* [TASKS AND EXERCISES]
1. For each statement, say whether the article on the World of Hyatt award chart overhaul agrees, answering yes or no and quoting the deciding words. (a) Starting in May 2026, award pricing will use five tiers. (b) The program is reducing its number of hotel categories. (c) A Category 8 night can cost as much as 75,000 points.
2. Resume the article on the World of Hyatt award chart overhaul, picking up after its final sentence.

* [TEXT SHOWN]
## BEGIN

World of Hyatt just announced the most significant overhaul to its award chart in five years, and there’s no gentle way to put it — this is a substantial devaluation dressed up in the language of sustainability. The new system replaces three pricing tiers with five, and while Hyatt insists this isn’t dynamic pricing, the math tells a different story. Here’s what’s actually changing, what it costs you, and the few silver linings worth noting.
What’s Changing: Five Pricing Tiers Replace Three
Since 2021, World of Hyatt has used a straightforward three-tier system for award pricing: off-peak, standard, and peak. Starting in May 2026, that structure expands to five tiers — lowest, low, moderate, upper, and top. The program keeps its eight hotel categories, but each category now contains a dramatically wider pricing range.
Hyatt frames this as a way to maintain a published award chart in an era where competitors have abandoned theirs entirely. And to their credit, they gave the community two to three months of advance notice along with clear comparison graphics. The transparency is appreciated.
But let’s be honest about what five tiers within each category actually means. A Category 8 property can now cost anywhere from 35,000 to 75,000 points per night. That’s a swing of 40,000 points — which is more than the current peak price of a Category 7 night. An individual property can literally double in award cost from its cheapest night to its most expensive. Hyatt can call this whatever they want, but when pricing varies that dramatically within a single category, the “award chart” is doing a lot less work than it used to.
Hyatt has said that pricing for a given date shouldn’t fluctuate over time the way you’d see with true dynamic pricing. A date set at “moderate” pricing months out should stay at moderate pricing. That’s genuinely useful for planning. But the initial placement of dates into pricing bands will absolutely track cash demand — which is, functionally, how dynamic pricing works at other chains.

## END

* [DATA]
## BEGIN

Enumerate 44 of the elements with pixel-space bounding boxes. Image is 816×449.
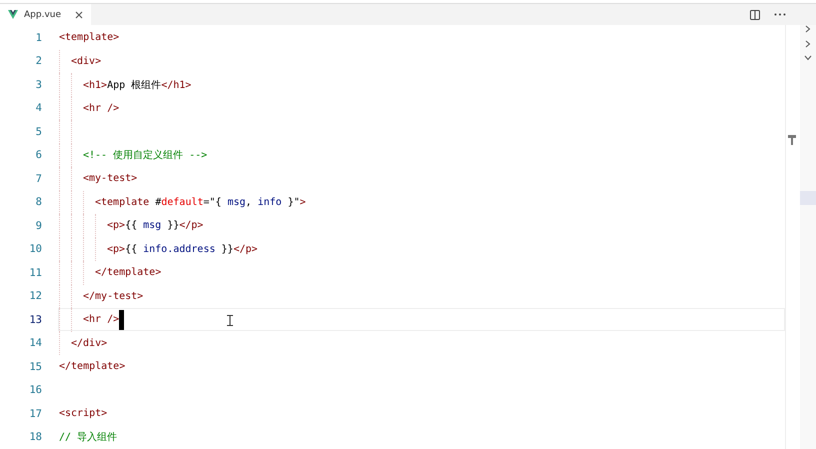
code-text: <hr /> [83, 314, 120, 326]
code-text: <template #default="{ msg, info }"> [95, 196, 306, 208]
code-text: <template> [59, 32, 120, 44]
line-number: 2 [34, 55, 43, 68]
code-text: <script> [59, 408, 108, 420]
code-text: </div> [71, 338, 108, 349]
line-number: 11 [28, 266, 43, 279]
line-number: 1 [34, 32, 43, 44]
code-text: <h1>App 根组件</h1> [83, 78, 192, 92]
line-number: 7 [34, 172, 43, 185]
line-number: 5 [34, 126, 43, 138]
code-text: <p>{{ msg }}</p> [107, 220, 204, 232]
tab-label: App.vue [24, 10, 62, 20]
code-text: <!-- 使用自定义组件 --> [83, 148, 208, 162]
code-text: <p>{{ info.address }}</p> [107, 244, 258, 255]
text-cursor [119, 310, 124, 330]
line-number: 3 [34, 78, 43, 91]
mouse-cursor-icon [227, 315, 233, 326]
line-number: 4 [34, 102, 43, 114]
code-text: <my-test> [83, 173, 138, 184]
code-text: // 导入组件 [59, 430, 118, 444]
code-text: <hr /> [83, 102, 120, 114]
chevron-down-icon[interactable] [804, 55, 812, 61]
code-text: </template> [95, 267, 162, 278]
vue-logo-icon [8, 10, 18, 19]
file-tab[interactable]: App.vue [0, 4, 92, 25]
line-number: 16 [28, 384, 43, 396]
line-number: 12 [28, 290, 43, 302]
line-number: 17 [28, 408, 43, 420]
line-number: 8 [34, 196, 43, 208]
line-number: 15 [28, 360, 43, 373]
code-text: </template> [59, 361, 126, 372]
line-number: 18 [28, 431, 43, 444]
close-icon[interactable] [75, 10, 84, 18]
line-number: 10 [28, 243, 43, 256]
line-number: 9 [34, 220, 43, 232]
scroll-marker-icon [788, 135, 796, 145]
code-text: <div> [71, 56, 102, 67]
code-text: </my-test> [83, 290, 144, 302]
more-icon[interactable] [774, 13, 786, 16]
line-number: 13 [28, 314, 43, 326]
line-number: 6 [34, 149, 43, 162]
split-editor-icon[interactable] [750, 10, 760, 20]
line-number: 14 [28, 337, 43, 350]
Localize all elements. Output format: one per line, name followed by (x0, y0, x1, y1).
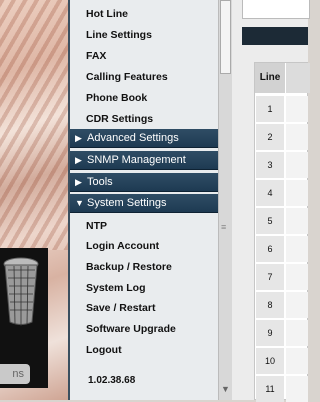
content-top-panel (242, 0, 310, 19)
table-row: 5 (256, 208, 284, 234)
table-row: 10 (256, 348, 284, 374)
table-cell (286, 208, 308, 234)
table-cell (286, 152, 308, 178)
table-row: 2 (256, 124, 284, 150)
table-cell (286, 96, 308, 122)
sidebar-item-line-settings[interactable]: Line Settings (86, 29, 152, 41)
line-table: Line 1 2 3 4 5 6 7 8 9 10 11 (254, 62, 310, 402)
section-label: SNMP Management (87, 154, 186, 166)
sidebar-item-login-account[interactable]: Login Account (86, 240, 159, 252)
table-cell (286, 180, 308, 206)
scroll-thumb[interactable] (220, 0, 231, 74)
content-header-bar (242, 27, 308, 45)
table-cell (286, 236, 308, 262)
scroll-grip-icon: ≡ (221, 222, 227, 232)
table-row: 7 (256, 264, 284, 290)
sidebar-item-software-upgrade[interactable]: Software Upgrade (86, 323, 176, 335)
table-cell (286, 376, 308, 402)
collapse-arrow-icon: ▼ (75, 198, 84, 208)
table-header-line: Line (255, 63, 285, 93)
sidebar-item-system-log[interactable]: System Log (86, 282, 146, 294)
section-snmp-management[interactable]: ▶ SNMP Management (70, 151, 218, 170)
table-row: 9 (256, 320, 284, 346)
table-cell (286, 264, 308, 290)
table-cell (286, 348, 308, 374)
section-system-settings[interactable]: ▼ System Settings (70, 194, 218, 213)
sidebar-item-fax[interactable]: FAX (86, 50, 106, 62)
recycle-bin-icon[interactable] (2, 256, 40, 328)
taskbar-button[interactable]: ns (0, 364, 30, 384)
section-label: System Settings (87, 197, 167, 209)
scroll-down-arrow-icon[interactable]: ▼ (221, 384, 230, 394)
table-row: 8 (256, 292, 284, 318)
table-row: 11 (256, 376, 284, 402)
sidebar-item-save-restart[interactable]: Save / Restart (86, 302, 155, 314)
table-header-cell (286, 63, 310, 93)
expand-arrow-icon: ▶ (75, 133, 82, 143)
wallpaper-art (0, 0, 69, 250)
table-row: 6 (256, 236, 284, 262)
expand-arrow-icon: ▶ (75, 177, 82, 187)
section-label: Tools (87, 176, 113, 188)
sidebar-item-ntp[interactable]: NTP (86, 220, 107, 232)
sidebar-item-phone-book[interactable]: Phone Book (86, 92, 147, 104)
sidebar-item-logout[interactable]: Logout (86, 344, 122, 356)
table-cell (286, 124, 308, 150)
table-cell (286, 292, 308, 318)
sidebar-item-calling-features[interactable]: Calling Features (86, 71, 168, 83)
table-row: 4 (256, 180, 284, 206)
section-advanced-settings[interactable]: ▶ Advanced Settings (70, 129, 218, 148)
sidebar-item-cdr-settings[interactable]: CDR Settings (86, 113, 153, 125)
table-row: 1 (256, 96, 284, 122)
main-content: Line 1 2 3 4 5 6 7 8 9 10 11 (232, 0, 310, 402)
sidebar-item-backup-restore[interactable]: Backup / Restore (86, 261, 172, 273)
section-label: Advanced Settings (87, 132, 179, 144)
table-cell (286, 320, 308, 346)
section-tools[interactable]: ▶ Tools (70, 173, 218, 192)
expand-arrow-icon: ▶ (75, 155, 82, 165)
table-row: 3 (256, 152, 284, 178)
sidebar-scrollbar[interactable]: ≡ ▼ (218, 0, 233, 400)
firmware-version: 1.02.38.68 (88, 375, 136, 386)
sidebar-menu: Hot Line Line Settings FAX Calling Featu… (68, 0, 220, 400)
sidebar-item-hot-line[interactable]: Hot Line (86, 8, 128, 20)
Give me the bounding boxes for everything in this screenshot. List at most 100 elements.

## END

* [RESULTS OF THE TASKS]
1.
(a) Yes: "Starting in May 2026, that structure expands to five tiers — lowest, low, moderate, upper, and top."
(b) No: "The program keeps its eight hotel categories"
(c) Yes: "A Category 8 property can now cost anywhere from 35,000 to 75,000 points per night."

2.
The most telling detail in Hyatt’s announcement is their plan to “grow into” the new chart. In 2026, only a limited number of properties and dates will be priced at upper and top levels. But over the next few years, expect those higher bands to become the norm rather than the exception. I’d guess the next time we see a new award chart, it’ll be because there’s no more room left to push pricing upward in this one.
The New Award Charts: Full Breakdown
Standard Room Awards
The new standard room chart expands each category’s range considerably. The table below shows the full new pricing spectrum alongside current rates for comparison. All figures are points per night.
If you compare the old standard tier to the new moderate tier — the most apples-to-apples comparison — every category increases between 20% and 37.5%. Across all eight categories, the average increase is roughly 25%. Category 8 moves from 40,000 to 55,000 at moderate, a 37.5% jump. Category 4 goes from 15,000 to 20,000, a 33% increase.
On the low end, a few categories actually see slight decreases at their floor prices. Categories 1, 2, 3, 5, and 6 all have lower bottom prices than today’s off-peak rates, saving you somewhere between 500 and 2,000 points per night. That’s a minor consolation when the top-end increases are this severe.
The real pain lives in the upper and top tiers. Across all categories, the maximum price increases at least 30% from current peak rates. Category 2 and Category 5 both see top-tier increases of over 50%. Category 7 jumps to 55,000 at top, a 57% increase. And Category 8 hits 75,000 at top — a 67% increase over today’s peak of 45,000.
To put the Category 5 range in dollar terms using a reasonable valuation of 1.8 cents per Hyatt point, that category now spans from $270 to $630 worth of points per night. For a single category of hotel.
All-Inclusive Resort Awards
The all-inclusive chart gets the same five-tier treatment, and the numbers are even harder to stomach for families. Here’s the full chart for standard room double occupancy, in points per night.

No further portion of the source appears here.